Thursday 13 June 2013

The Comfort of Discomfort

The Comfort of Discomfort

 
I am one of those people who haven’t really held much store by setting goals in the past.  I think particularly of those New Year’s resolutions that I have set that have really been out the window by the 15th of Jan!!  Totally useless and ineffective!! AND there are so many theories out there… don’t make the goal too big otherwise you might fail, or don’t make it too small otherwise you won’t stretch yourself……and so on and so on…
 
And I have to say that I am now something of a convert of setting goals.  When I look back at the goals that I set when I was on Change Starts With Me last year and where they took me and how effortlessly I achieved them and where I am right now with the goals I am working with.  I am clear that I have gone with my gut and am working with them in a way that works with me.  I have read quite a bit about working with goals and am really working with what resonates with me.
 
 
 
About 3 weeks ago I made a statement on this blog that I had set some goals and that one of my goals was to stick to my “rituals” I had created out of my reading.  Well, I am having a whole lot of fun in the discomfort that the focus on goals has brought me.  Firstly I am really excited with what I have achieved - I have achieved at least 6 of the goals I had set myself (and there is a lengthy list) – remember that they are all short-term goals – some of them achieved  before the date I had set and some of them on the date and some of them I had to adjust the date.  Another aspect that has amazed me is the opportunities that have opened up for me in such unexpected ways, or I have found that things that have been lying dormant have been re-activated and lots of action is happening around them.  My days have taken on a whole different dimension.
======
=== WHAT TO DO ===
• 1. Transcribe the goal-setting blog post between "About 3 weeks" and "whole different dimension.", inclusive.
• 2. In the goal-setting blog post, how many of the goals on the writer's list does the writer report having achieved?
======
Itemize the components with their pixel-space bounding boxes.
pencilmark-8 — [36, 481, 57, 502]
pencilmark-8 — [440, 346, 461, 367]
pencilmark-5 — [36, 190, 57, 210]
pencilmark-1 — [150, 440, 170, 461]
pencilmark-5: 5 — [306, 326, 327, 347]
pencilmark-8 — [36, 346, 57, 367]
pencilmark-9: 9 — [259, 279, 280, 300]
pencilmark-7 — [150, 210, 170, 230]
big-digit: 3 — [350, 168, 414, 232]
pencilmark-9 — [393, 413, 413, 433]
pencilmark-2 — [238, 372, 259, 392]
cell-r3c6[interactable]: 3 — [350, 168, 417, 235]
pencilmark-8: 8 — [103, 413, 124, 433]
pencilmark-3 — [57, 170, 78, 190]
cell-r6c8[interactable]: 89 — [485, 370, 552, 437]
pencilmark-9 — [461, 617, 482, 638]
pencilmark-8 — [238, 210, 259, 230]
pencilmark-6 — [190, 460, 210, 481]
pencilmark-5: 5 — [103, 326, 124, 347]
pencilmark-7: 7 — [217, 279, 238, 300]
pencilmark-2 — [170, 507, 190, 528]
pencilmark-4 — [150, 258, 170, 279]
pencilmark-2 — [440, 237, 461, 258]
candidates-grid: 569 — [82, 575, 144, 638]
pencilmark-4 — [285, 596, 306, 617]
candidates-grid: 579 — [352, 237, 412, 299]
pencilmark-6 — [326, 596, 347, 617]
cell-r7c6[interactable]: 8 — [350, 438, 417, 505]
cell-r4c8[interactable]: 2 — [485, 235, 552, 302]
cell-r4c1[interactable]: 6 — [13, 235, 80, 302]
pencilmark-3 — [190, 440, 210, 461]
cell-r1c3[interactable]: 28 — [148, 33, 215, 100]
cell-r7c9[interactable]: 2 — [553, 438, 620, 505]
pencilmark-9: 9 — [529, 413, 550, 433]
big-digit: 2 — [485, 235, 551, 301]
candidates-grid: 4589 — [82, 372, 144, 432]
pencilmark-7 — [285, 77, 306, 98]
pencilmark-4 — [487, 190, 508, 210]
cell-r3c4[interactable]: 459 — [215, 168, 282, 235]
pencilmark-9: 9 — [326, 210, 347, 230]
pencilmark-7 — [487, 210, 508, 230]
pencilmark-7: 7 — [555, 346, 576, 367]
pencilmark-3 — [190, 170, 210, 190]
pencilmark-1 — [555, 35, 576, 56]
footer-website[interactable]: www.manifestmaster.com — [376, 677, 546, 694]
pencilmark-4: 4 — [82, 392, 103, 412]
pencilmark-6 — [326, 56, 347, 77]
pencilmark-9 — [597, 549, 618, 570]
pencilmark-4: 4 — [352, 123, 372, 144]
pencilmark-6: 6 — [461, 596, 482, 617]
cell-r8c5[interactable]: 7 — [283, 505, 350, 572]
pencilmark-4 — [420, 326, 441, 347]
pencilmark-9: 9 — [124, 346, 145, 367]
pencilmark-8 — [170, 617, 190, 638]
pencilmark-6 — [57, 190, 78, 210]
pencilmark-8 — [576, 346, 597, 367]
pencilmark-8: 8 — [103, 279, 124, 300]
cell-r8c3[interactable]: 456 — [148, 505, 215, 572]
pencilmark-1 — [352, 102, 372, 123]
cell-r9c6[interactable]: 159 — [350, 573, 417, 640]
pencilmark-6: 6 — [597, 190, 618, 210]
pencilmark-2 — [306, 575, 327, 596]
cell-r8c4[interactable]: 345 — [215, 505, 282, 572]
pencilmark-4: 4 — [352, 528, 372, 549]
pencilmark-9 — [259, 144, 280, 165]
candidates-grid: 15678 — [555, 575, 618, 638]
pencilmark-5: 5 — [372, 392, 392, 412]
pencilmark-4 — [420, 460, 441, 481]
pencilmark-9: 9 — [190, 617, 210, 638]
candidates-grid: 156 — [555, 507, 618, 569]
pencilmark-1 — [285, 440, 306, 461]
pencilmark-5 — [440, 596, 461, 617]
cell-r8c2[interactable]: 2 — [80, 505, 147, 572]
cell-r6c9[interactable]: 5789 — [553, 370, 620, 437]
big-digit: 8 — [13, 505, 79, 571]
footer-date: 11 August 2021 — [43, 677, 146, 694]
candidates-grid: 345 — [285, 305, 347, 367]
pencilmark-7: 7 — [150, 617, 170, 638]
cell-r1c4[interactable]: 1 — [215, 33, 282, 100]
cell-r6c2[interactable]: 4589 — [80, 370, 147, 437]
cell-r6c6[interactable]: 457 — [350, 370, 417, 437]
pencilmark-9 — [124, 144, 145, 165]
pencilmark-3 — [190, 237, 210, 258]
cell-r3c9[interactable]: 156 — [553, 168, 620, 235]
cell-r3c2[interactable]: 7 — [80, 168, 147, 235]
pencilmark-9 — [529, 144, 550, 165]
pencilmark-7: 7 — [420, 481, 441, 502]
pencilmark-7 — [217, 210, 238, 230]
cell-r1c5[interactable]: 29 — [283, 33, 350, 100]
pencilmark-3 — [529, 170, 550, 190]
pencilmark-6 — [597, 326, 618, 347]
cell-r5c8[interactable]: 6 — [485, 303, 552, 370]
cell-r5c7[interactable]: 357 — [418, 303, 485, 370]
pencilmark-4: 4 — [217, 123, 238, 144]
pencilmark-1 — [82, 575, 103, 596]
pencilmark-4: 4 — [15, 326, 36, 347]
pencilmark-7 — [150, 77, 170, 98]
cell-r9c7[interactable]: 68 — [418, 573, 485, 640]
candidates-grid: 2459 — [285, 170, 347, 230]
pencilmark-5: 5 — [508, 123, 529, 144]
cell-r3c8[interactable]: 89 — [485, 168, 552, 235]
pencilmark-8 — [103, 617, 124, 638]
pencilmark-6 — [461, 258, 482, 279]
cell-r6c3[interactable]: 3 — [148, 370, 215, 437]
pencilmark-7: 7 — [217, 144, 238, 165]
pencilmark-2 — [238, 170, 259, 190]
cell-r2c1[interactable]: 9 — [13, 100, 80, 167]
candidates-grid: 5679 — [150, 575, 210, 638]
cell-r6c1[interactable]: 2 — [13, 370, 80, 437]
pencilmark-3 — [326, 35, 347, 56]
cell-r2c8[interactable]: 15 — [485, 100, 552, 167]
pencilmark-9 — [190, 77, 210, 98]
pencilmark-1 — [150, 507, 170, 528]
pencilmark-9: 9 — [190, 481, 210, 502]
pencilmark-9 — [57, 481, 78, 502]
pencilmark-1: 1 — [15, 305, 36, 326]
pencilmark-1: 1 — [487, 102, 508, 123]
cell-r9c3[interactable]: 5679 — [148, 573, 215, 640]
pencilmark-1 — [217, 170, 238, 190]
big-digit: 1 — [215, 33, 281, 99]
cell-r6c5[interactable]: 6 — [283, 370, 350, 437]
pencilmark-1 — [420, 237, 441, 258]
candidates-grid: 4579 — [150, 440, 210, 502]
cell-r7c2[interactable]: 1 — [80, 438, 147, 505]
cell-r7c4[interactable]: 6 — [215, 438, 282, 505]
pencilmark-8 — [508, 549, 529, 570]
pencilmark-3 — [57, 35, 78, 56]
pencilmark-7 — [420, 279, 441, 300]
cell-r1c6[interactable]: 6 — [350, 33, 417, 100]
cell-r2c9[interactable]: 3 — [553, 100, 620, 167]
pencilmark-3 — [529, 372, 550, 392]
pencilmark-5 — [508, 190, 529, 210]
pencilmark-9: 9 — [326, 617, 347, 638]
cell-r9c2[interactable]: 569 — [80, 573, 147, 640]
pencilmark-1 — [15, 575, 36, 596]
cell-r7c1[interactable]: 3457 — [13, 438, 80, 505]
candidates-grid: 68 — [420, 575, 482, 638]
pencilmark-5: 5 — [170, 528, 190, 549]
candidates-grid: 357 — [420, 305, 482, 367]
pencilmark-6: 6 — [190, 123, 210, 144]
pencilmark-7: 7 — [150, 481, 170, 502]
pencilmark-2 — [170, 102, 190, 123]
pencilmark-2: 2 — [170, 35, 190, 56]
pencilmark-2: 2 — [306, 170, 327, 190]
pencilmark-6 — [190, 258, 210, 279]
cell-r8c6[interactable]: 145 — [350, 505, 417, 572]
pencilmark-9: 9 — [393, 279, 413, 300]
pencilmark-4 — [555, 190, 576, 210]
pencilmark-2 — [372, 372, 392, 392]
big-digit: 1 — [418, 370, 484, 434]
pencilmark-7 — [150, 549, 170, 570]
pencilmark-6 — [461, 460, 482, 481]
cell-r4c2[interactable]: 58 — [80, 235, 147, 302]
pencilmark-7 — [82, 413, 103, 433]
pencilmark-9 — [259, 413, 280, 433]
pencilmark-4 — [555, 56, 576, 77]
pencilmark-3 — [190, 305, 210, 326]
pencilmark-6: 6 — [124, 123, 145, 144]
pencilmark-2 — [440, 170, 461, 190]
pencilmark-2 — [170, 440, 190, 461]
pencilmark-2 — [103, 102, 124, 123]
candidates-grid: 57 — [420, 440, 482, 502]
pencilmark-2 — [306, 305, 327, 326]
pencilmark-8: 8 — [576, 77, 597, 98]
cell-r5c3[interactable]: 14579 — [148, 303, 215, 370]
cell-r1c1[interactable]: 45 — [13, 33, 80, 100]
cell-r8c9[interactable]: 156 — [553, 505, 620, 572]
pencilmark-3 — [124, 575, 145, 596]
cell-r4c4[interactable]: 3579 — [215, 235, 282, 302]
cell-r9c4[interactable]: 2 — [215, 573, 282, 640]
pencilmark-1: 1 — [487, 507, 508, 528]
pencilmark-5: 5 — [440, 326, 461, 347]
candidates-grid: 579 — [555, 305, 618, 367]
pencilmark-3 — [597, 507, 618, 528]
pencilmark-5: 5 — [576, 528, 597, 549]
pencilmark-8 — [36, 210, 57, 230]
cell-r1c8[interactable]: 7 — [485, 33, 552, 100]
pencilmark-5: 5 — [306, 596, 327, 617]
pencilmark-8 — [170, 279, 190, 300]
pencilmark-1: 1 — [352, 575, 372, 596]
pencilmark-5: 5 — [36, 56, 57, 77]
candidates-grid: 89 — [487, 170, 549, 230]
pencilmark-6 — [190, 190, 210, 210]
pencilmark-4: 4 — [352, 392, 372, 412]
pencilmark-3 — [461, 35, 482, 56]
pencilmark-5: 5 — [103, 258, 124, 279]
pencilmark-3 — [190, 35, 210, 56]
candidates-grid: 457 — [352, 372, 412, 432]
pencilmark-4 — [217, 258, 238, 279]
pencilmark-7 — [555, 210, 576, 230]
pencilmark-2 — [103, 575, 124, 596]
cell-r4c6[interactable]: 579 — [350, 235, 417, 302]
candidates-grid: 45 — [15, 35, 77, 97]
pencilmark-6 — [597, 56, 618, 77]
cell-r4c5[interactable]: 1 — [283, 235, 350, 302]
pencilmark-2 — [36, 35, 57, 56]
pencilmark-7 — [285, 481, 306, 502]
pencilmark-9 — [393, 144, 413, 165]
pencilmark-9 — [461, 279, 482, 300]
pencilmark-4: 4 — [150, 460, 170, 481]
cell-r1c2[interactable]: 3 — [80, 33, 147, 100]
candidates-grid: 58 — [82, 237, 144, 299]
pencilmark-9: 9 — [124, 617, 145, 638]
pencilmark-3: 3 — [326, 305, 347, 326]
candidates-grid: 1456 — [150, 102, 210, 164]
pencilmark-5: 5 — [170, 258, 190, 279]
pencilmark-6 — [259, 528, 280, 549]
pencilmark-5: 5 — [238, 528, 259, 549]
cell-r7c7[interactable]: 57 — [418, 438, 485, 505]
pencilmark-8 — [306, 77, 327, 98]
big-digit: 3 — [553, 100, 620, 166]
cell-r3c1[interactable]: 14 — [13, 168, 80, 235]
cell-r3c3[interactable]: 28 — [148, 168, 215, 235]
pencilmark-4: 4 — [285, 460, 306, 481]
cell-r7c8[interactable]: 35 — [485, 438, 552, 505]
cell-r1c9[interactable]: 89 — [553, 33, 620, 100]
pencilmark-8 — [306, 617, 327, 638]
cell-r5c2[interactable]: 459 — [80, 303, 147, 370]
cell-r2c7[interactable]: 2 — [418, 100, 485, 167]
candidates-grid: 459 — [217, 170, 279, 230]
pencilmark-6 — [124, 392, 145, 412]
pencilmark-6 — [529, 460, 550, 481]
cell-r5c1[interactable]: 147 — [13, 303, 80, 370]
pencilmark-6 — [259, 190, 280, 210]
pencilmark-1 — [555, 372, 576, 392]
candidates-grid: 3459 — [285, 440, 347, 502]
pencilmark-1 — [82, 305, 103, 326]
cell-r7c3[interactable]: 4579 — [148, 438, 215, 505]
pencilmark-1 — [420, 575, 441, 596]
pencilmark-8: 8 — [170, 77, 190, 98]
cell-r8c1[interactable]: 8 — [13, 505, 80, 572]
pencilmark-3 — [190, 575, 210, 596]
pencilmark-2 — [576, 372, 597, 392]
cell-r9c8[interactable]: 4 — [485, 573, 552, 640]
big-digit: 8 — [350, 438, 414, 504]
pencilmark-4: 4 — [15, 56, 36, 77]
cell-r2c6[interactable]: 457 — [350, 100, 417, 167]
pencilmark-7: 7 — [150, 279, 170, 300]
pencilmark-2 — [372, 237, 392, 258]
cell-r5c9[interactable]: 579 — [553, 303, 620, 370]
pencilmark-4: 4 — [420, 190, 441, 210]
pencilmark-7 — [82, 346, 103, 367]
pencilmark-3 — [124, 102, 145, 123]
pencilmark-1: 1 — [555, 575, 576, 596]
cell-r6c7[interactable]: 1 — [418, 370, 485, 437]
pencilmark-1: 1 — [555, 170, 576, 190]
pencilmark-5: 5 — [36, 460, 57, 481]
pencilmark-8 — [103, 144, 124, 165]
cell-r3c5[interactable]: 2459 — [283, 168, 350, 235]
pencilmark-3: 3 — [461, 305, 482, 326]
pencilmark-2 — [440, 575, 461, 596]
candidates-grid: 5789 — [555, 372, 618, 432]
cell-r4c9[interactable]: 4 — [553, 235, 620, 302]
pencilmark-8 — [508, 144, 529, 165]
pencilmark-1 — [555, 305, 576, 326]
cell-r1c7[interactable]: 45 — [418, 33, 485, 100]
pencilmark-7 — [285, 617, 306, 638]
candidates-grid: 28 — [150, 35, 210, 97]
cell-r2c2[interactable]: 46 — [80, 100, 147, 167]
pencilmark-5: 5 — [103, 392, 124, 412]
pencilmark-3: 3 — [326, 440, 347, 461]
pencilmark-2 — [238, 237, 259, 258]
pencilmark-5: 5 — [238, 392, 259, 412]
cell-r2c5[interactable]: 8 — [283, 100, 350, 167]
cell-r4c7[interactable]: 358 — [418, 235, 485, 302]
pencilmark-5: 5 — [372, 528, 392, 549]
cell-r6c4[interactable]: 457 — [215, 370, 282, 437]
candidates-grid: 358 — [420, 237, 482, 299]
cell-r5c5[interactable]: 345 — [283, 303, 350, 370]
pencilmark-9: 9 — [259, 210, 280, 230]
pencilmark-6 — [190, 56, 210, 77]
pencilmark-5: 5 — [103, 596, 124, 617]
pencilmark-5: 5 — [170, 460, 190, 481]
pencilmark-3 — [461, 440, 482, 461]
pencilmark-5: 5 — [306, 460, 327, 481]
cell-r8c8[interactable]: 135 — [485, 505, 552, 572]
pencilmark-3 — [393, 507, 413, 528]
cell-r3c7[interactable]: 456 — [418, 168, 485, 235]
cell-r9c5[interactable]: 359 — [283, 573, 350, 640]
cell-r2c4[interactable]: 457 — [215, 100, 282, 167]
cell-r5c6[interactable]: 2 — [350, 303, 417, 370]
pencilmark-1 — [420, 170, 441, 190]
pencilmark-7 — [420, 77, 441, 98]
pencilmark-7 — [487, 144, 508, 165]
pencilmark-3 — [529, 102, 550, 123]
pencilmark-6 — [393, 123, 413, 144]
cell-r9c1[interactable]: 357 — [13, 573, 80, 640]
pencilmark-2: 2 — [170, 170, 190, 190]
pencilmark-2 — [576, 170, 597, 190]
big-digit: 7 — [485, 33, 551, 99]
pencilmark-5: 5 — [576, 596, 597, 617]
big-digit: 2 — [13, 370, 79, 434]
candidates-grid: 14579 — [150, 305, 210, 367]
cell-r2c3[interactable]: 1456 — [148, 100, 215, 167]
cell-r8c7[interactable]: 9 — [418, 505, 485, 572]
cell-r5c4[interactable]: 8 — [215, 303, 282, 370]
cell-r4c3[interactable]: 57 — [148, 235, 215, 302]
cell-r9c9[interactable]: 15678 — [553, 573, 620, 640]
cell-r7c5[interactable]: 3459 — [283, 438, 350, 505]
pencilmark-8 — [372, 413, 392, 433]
======
=== EXERCISE RESPONSES ===
• 1.
About 3 weeks ago I made a statement on this blog that I had set some goals and that one of my goals was to stick to my “rituals” I had created out of my reading.  Well, I am having a whole lot of fun in the discomfort that the focus on goals has brought me.  Firstly I am really excited with what I have achieved - I have achieved at least 6 of the goals I had set myself (and there is a lengthy list) – remember that they are all short-term goals – some of them achieved  before the date I had set and some of them on the date and some of them I had to adjust the date.  Another aspect that has amazed me is the opportunities that have opened up for me in such unexpected ways, or I have found that things that have been lying dormant have been re-activated and lots of action is happening around them.  My days have taken on a whole different dimension.

• 2. At least 6